▸ Raw data:

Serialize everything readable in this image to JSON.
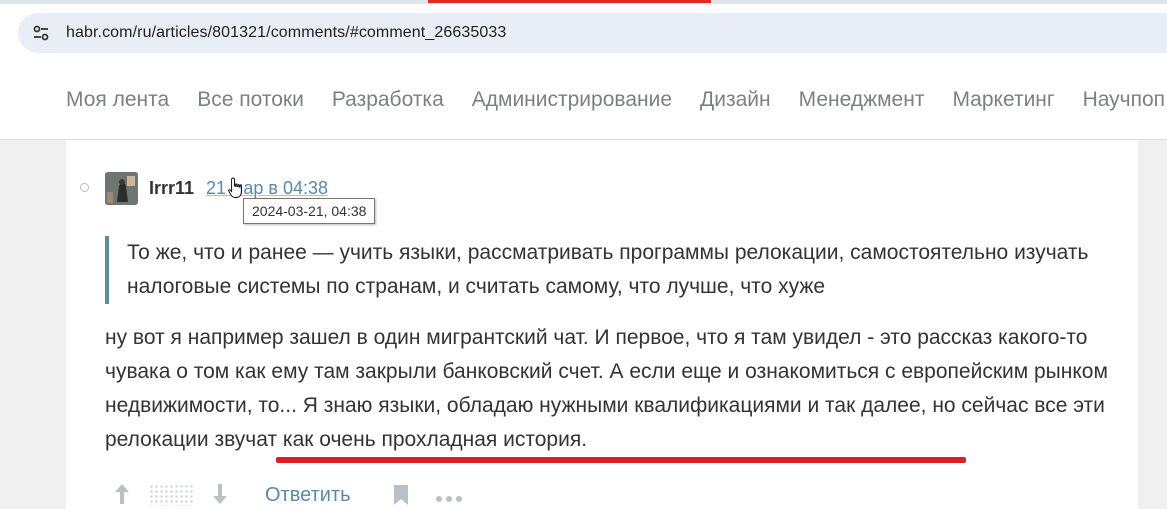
{
  "browser": {
    "url": "habr.com/ru/articles/801321/comments/#comment_26635033",
    "site_settings_icon": "tune-icon"
  },
  "nav": {
    "items": [
      "Моя лента",
      "Все потоки",
      "Разработка",
      "Администрирование",
      "Дизайн",
      "Менеджмент",
      "Маркетинг",
      "Научпоп"
    ]
  },
  "comment": {
    "author": "Irrr11",
    "time_text": "21 мар в 04:38",
    "tooltip": "2024-03-21, 04:38",
    "quote": "То же, что и ранее — учить языки, рассматривать программы релокации, самостоятельно изучать налоговые системы по странам, и считать самому, что лучше, что хуже",
    "body": "ну вот я например зашел в один мигрантский чат. И первое, что я там увидел - это рассказ какого-то чувака о том как ему там закрыли банковский счет. А если еще и ознакомиться с европейским рынком недвижимости, то... Я знаю языки, обладаю нужными квалификациями и так далее, но сейчас все эти релокации звучат как очень прохладная история.",
    "actions": {
      "reply_label": "Ответить"
    }
  },
  "colors": {
    "link": "#5a88a8",
    "quote_border": "#5d8aa5",
    "annotation_red": "#d9202a"
  }
}
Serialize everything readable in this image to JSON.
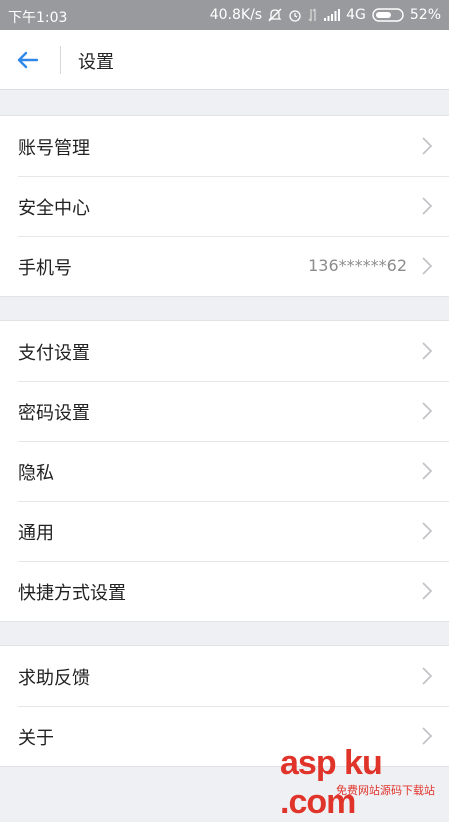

▸ Aim of the exercise:
Go back to the records above and write them out exactly, without the pictures.

▸ Task result:
Serialize everything readable in this image to JSON.
{
  "browser": {
    "url": "habr.com/ru/articles/801321/comments/#comment_26635033",
    "site_settings_icon": "tune-icon"
  },
  "nav": {
    "items": [
      "Моя лента",
      "Все потоки",
      "Разработка",
      "Администрирование",
      "Дизайн",
      "Менеджмент",
      "Маркетинг",
      "Научпоп"
    ]
  },
  "comment": {
    "author": "Irrr11",
    "time_text": "21 мар в 04:38",
    "tooltip": "2024-03-21, 04:38",
    "quote": "То же, что и ранее — учить языки, рассматривать программы релокации, самостоятельно изучать налоговые системы по странам, и считать самому, что лучше, что хуже",
    "body": "ну вот я например зашел в один мигрантский чат. И первое, что я там увидел - это рассказ какого-то чувака о том как ему там закрыли банковский счет. А если еще и ознакомиться с европейским рынком недвижимости, то... Я знаю языки, обладаю нужными квалификациями и так далее, но сейчас все эти релокации звучат как очень прохладная история.",
    "actions": {
      "reply_label": "Ответить"
    }
  },
  "colors": {
    "link": "#5a88a8",
    "quote_border": "#5d8aa5",
    "annotation_red": "#d9202a"
  }
}
Serialize everything readable in this image to JSON.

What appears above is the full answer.